→ Instructions for the task: Transcribe all of the data exactly. Images stay out.

START Available data

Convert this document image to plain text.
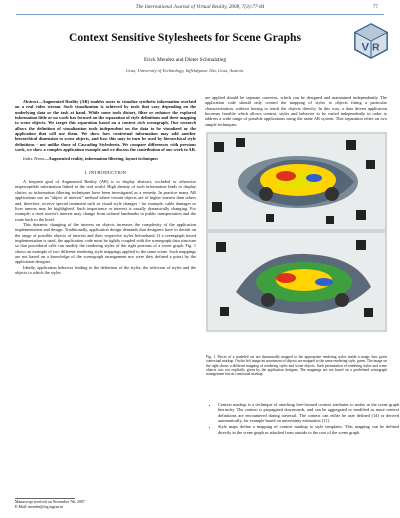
The International Journal of Virtual Reality, 2008, 7(3):77-84	77
Context Sensitive Stylesheets for Scene Graphs
Erick Mendez and Dieter Schmalstieg
Graz, University of Technology, Inffeldgasse 16a, Graz, Austria.
V R

Abstract—Augmented Reality (AR) enables users to visualize synthetic information overlaid on a real video stream. Such visualization is achieved by tools that vary depending on the underlying data or the task at hand. While some tools distort, filter or enhance the explored information little or no work has focused on the separation of style definitions and their mapping to scene objects. We target this separation based on a context rich scenegraph. Our research allows the definition of visualization tools independent on the data to be visualized or the application that will use them. We show how contextual information may add another hierarchical dimension to scene objects, and how this may in turn be used by hierarchical style definitions - not unlike those of Cascading Stylesheets. We compare differences with previous work, we show a complex application example and we discuss the contribution of our work to AR.

Index Terms—Augmented reality, information filtering, layout techniques

I. INTRODUCTION

A frequent goal of Augmented Reality (AR) is to display abstract, occluded or otherwise imperceptible information linked to the real world. High density of such information leads to display clutter, so information filtering techniques have been investigated as a remedy. In practice many AR applications use an "object of interest" method where certain objects are of higher interest than others and, therefore, receive special treatment such as visual style changes - for example, cable damages or liver tumors may be highlighted. Such importance or interest is usually dynamically changing. For example, a tired tourist's interest may change from cultural landmarks to public transportation and the route back to the hotel.

This dynamic changing of the interest on objects increases the complexity of the application implementation and design. Traditionally, application design demands that designers have to decide on the range of possible objects of interest and their respective styles beforehand. If a scenegraph based implementation is used, the application code must be tightly coupled with the scenegraph data structure so that procedural calls can modify the rendering styles of the right portions of a scene graph. Fig. 1 shows an example of two different rendering style mappings applied to the same scene. Such mappings are not based on a knowledge of the scenegraph arrangement nor were they defined a priori by the application designer.

Ideally, application behavior leading to the definition of the styles, the selection of styles and the objects to which the styles

Manuscript received on November 7th, 2007
E-Mail: mendez@icg.tugraz.at

are applied should be separate concerns, which can be designed and maintained independently. The application code should only control the mapping of styles to objects fitting a particular characterization, without having to touch the objects directly. In this way, a data driven application becomes feasible which allows context, styles and behavior to be varied independently in order to address a wide range of possible applications using the same AR system. This separation relies on two simple techniques:

Fig. 1. Pieces of a modeled car are dynamically mapped to the appropriate rendering styles inside a magic lens given contextual markup. On the left image an assortment of objects are mapped to the same rendering style, green. The image on the right shows a different mapping of rendering styles and scene objects. Such permutation of rendering styles and scene objects was not explicitly given by the application designer. The mappings are not based on a predefined scenegraph arrangement but on contextual markup.
• Context markup is a technique of attaching free-formed context attributes to nodes in the scene graph hierarchy. The context is propagated downwards, and can be aggregated or modified as more context definitions are encountered during traversal. The context can either be user defined [14] or derived automatically, for example based on uncertainty estimation [11].
• Style maps define a mapping of context markup to style templates. This mapping can be defined directly in the scene graph or attached from outside to the root of the scene graph.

END Available data

→ Expected answer:
Convert this document image to plain text.
The International Journal of Virtual Reality, 2008, 7(3):77-84	77
Context Sensitive Stylesheets for Scene Graphs
Erick Mendez and Dieter Schmalstieg
Graz, University of Technology, Inffeldgasse 16a, Graz, Austria.
V R

Abstract—Augmented Reality (AR) enables users to visualize synthetic information overlaid on a real video stream. Such visualization is achieved by tools that vary depending on the underlying data or the task at hand. While some tools distort, filter or enhance the explored information little or no work has focused on the separation of style definitions and their mapping to scene objects. We target this separation based on a context rich scenegraph. Our research allows the definition of visualization tools independent on the data to be visualized or the application that will use them. We show how contextual information may add another hierarchical dimension to scene objects, and how this may in turn be used by hierarchical style definitions - not unlike those of Cascading Stylesheets. We compare differences with previous work, we show a complex application example and we discuss the contribution of our work to AR.

Index Terms—Augmented reality, information filtering, layout techniques

I. INTRODUCTION

A frequent goal of Augmented Reality (AR) is to display abstract, occluded or otherwise imperceptible information linked to the real world. High density of such information leads to display clutter, so information filtering techniques have been investigated as a remedy. In practice many AR applications use an "object of interest" method where certain objects are of higher interest than others and, therefore, receive special treatment such as visual style changes - for example, cable damages or liver tumors may be highlighted. Such importance or interest is usually dynamically changing. For example, a tired tourist's interest may change from cultural landmarks to public transportation and the route back to the hotel.

This dynamic changing of the interest on objects increases the complexity of the application implementation and design. Traditionally, application design demands that designers have to decide on the range of possible objects of interest and their respective styles beforehand. If a scenegraph based implementation is used, the application code must be tightly coupled with the scenegraph data structure so that procedural calls can modify the rendering styles of the right portions of a scene graph. Fig. 1 shows an example of two different rendering style mappings applied to the same scene. Such mappings are not based on a knowledge of the scenegraph arrangement nor were they defined a priori by the application designer.

Ideally, application behavior leading to the definition of the styles, the selection of styles and the objects to which the styles

Manuscript received on November 7th, 2007
E-Mail: mendez@icg.tugraz.at

are applied should be separate concerns, which can be designed and maintained independently. The application code should only control the mapping of styles to objects fitting a particular characterization, without having to touch the objects directly. In this way, a data driven application becomes feasible which allows context, styles and behavior to be varied independently in order to address a wide range of possible applications using the same AR system. This separation relies on two simple techniques:

Fig. 1. Pieces of a modeled car are dynamically mapped to the appropriate rendering styles inside a magic lens given contextual markup. On the left image an assortment of objects are mapped to the same rendering style, green. The image on the right shows a different mapping of rendering styles and scene objects. Such permutation of rendering styles and scene objects was not explicitly given by the application designer. The mappings are not based on a predefined scenegraph arrangement but on contextual markup.
• Context markup is a technique of attaching free-formed context attributes to nodes in the scene graph hierarchy. The context is propagated downwards, and can be aggregated or modified as more context definitions are encountered during traversal. The context can either be user defined [14] or derived automatically, for example based on uncertainty estimation [11].
• Style maps define a mapping of context markup to style templates. This mapping can be defined directly in the scene graph or attached from outside to the root of the scene graph.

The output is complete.